## Brief
Rewrite the rows starting at the first one and ending at the one containing "nav-link[interactable]: Text: [1004, 29, 1026, 41]", with "footer-link" changed to "bottom-link" and everything else left as it is.

## Data records
* * * * * * * * *

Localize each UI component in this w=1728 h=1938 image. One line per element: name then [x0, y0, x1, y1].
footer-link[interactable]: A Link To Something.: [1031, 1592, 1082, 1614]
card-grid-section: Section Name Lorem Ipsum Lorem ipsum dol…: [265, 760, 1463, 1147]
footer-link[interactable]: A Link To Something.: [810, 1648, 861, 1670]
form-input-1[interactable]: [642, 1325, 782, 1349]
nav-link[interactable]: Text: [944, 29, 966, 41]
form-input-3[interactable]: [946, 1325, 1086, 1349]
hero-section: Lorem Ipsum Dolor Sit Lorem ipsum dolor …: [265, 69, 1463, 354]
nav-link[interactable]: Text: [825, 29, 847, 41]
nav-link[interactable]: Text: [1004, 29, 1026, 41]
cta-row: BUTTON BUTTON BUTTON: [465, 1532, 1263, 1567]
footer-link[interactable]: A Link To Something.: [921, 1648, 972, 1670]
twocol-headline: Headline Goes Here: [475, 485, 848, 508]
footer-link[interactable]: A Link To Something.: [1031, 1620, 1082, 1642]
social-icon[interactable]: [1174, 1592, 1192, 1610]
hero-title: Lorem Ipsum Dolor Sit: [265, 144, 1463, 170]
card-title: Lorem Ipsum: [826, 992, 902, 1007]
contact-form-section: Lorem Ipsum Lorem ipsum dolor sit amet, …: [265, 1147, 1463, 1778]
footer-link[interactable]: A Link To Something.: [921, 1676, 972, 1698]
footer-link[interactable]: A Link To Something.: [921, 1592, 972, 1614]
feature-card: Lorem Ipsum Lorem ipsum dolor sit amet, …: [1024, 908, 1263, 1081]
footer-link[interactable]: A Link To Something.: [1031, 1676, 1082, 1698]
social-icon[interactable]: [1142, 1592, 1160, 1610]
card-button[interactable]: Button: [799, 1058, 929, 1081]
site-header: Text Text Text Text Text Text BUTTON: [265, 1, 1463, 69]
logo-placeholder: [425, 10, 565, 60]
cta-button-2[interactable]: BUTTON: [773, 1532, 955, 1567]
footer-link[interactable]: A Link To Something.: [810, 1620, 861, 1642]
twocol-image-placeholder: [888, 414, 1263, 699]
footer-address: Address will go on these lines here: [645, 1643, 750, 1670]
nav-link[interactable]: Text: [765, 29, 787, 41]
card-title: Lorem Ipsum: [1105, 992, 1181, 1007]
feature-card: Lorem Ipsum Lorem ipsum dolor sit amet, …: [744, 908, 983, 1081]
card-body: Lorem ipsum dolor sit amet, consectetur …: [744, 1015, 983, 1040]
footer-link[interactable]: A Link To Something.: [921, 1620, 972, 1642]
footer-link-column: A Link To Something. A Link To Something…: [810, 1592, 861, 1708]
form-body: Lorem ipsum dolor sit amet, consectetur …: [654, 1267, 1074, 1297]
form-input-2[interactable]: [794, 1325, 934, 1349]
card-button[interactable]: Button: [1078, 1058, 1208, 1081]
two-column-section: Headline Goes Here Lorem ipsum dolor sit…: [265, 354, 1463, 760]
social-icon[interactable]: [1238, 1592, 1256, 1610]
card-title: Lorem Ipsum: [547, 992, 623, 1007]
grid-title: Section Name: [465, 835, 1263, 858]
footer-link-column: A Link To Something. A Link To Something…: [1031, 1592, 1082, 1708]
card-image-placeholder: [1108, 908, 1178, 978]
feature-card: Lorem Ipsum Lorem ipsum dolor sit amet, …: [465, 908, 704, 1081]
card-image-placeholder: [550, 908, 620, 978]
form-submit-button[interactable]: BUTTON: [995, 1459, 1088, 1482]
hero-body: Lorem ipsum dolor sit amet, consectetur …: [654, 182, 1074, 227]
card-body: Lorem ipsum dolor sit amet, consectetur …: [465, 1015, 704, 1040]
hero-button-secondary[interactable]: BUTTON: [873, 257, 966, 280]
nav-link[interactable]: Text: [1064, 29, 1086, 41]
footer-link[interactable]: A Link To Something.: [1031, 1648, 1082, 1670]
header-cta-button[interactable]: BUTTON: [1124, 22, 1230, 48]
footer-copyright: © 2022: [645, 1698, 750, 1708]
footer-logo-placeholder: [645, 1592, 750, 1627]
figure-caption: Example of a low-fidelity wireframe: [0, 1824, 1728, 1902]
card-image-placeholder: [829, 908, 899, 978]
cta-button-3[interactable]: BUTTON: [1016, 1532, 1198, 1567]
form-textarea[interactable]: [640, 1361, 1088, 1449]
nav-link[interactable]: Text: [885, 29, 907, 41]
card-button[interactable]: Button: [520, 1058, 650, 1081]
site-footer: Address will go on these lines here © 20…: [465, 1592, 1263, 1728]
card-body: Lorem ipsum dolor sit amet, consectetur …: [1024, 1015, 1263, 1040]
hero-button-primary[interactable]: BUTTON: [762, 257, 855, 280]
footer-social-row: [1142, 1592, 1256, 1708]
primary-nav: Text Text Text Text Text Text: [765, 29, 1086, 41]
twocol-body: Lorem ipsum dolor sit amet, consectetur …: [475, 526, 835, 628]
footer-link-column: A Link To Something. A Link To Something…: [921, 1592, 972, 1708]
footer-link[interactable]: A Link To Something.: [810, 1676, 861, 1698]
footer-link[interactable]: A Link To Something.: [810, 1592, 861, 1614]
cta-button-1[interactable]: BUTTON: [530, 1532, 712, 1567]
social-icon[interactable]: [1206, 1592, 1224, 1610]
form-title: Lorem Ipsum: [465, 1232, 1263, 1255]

* * * * * * * * *

## Result of the task
Localize each UI component in this w=1728 h=1938 image. One line per element: name then [x0, y0, x1, y1].
bottom-link[interactable]: A Link To Something.: [1031, 1592, 1082, 1614]
card-grid-section: Section Name Lorem Ipsum Lorem ipsum dol…: [265, 760, 1463, 1147]
bottom-link[interactable]: A Link To Something.: [810, 1648, 861, 1670]
form-input-1[interactable]: [642, 1325, 782, 1349]
nav-link[interactable]: Text: [944, 29, 966, 41]
form-input-3[interactable]: [946, 1325, 1086, 1349]
hero-section: Lorem Ipsum Dolor Sit Lorem ipsum dolor …: [265, 69, 1463, 354]
nav-link[interactable]: Text: [825, 29, 847, 41]
nav-link[interactable]: Text: [1004, 29, 1026, 41]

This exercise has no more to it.